___ Listed records

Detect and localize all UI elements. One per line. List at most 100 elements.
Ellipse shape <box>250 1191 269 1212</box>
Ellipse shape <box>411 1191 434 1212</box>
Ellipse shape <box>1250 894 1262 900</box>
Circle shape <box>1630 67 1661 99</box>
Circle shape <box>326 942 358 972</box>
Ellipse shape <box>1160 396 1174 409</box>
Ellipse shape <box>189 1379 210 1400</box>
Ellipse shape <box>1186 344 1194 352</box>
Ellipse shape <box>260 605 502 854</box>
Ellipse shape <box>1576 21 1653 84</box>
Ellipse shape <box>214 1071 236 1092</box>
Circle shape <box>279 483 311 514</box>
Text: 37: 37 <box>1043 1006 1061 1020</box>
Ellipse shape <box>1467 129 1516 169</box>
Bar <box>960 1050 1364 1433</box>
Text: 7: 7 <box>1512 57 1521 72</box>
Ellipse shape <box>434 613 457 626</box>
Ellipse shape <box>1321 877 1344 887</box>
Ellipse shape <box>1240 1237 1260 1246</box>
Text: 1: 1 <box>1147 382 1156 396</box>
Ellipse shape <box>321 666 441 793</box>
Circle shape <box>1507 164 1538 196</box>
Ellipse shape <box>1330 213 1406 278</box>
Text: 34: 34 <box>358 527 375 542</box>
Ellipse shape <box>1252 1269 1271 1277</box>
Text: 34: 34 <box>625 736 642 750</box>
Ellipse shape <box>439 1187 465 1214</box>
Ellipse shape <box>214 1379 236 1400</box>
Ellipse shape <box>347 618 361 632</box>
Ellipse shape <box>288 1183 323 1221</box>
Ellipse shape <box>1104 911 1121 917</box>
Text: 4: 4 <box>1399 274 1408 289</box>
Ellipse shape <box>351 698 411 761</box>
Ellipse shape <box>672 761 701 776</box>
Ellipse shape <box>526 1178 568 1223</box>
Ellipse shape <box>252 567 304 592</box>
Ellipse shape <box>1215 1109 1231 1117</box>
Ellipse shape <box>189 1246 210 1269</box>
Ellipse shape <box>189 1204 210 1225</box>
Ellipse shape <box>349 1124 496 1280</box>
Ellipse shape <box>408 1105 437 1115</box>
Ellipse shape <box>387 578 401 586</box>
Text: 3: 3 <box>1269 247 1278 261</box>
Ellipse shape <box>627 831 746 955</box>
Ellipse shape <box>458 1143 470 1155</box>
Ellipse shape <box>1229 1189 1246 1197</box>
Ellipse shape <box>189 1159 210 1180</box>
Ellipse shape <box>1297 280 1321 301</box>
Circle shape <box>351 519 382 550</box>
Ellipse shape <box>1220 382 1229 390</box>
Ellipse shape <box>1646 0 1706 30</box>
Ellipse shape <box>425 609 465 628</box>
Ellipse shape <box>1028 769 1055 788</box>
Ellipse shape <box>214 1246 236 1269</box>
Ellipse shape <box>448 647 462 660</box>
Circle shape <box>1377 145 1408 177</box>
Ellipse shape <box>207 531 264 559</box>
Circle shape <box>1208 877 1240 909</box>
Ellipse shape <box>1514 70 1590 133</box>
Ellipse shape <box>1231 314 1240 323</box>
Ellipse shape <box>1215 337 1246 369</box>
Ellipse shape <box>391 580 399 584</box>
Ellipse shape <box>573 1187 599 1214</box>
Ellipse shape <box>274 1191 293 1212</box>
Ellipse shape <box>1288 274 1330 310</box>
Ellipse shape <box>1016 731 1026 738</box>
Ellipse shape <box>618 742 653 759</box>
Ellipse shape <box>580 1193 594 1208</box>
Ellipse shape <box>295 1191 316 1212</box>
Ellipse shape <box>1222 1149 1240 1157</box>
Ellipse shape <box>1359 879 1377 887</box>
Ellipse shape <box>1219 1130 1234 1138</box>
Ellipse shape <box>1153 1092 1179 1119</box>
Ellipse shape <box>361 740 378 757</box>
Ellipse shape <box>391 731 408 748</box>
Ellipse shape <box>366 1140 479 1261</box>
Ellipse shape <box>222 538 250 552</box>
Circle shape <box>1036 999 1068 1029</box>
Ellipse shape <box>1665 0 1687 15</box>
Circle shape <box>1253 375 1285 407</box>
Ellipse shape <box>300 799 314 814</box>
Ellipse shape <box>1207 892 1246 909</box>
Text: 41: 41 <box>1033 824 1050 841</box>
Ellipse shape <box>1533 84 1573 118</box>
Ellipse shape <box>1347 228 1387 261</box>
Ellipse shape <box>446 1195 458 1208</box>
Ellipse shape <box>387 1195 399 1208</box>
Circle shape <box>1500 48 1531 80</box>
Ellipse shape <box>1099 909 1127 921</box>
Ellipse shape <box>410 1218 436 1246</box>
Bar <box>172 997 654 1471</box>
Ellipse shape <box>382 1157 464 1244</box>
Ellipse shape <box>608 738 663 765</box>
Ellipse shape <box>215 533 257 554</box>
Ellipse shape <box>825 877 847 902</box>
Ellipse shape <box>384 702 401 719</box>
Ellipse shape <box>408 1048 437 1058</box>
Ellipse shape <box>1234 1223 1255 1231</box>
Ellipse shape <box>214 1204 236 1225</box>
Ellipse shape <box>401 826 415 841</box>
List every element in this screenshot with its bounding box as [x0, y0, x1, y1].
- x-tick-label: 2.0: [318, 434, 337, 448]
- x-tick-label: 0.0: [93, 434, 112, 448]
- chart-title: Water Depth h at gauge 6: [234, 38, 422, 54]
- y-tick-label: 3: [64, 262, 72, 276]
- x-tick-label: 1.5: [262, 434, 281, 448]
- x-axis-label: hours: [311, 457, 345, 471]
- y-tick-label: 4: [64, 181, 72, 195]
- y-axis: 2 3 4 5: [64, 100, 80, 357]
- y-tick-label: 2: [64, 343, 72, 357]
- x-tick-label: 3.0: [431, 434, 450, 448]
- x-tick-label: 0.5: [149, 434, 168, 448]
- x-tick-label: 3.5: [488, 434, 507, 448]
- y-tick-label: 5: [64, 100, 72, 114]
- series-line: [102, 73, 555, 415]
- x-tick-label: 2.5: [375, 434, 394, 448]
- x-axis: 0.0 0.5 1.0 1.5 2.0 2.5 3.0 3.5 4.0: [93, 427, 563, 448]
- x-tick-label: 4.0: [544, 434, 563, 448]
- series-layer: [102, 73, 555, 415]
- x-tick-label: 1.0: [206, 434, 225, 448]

______

→ **Instructions for the task**
Copy out the data from its first line through the line that contains "Ellipse shape <box>260 605 502 854</box>", keeping every line unchanged and including both ends.

→ **Final result**
Detect and localize all UI elements. One per line. List at most 100 elements.
Ellipse shape <box>250 1191 269 1212</box>
Ellipse shape <box>411 1191 434 1212</box>
Ellipse shape <box>1250 894 1262 900</box>
Circle shape <box>1630 67 1661 99</box>
Circle shape <box>326 942 358 972</box>
Ellipse shape <box>1160 396 1174 409</box>
Ellipse shape <box>189 1379 210 1400</box>
Ellipse shape <box>1186 344 1194 352</box>
Ellipse shape <box>260 605 502 854</box>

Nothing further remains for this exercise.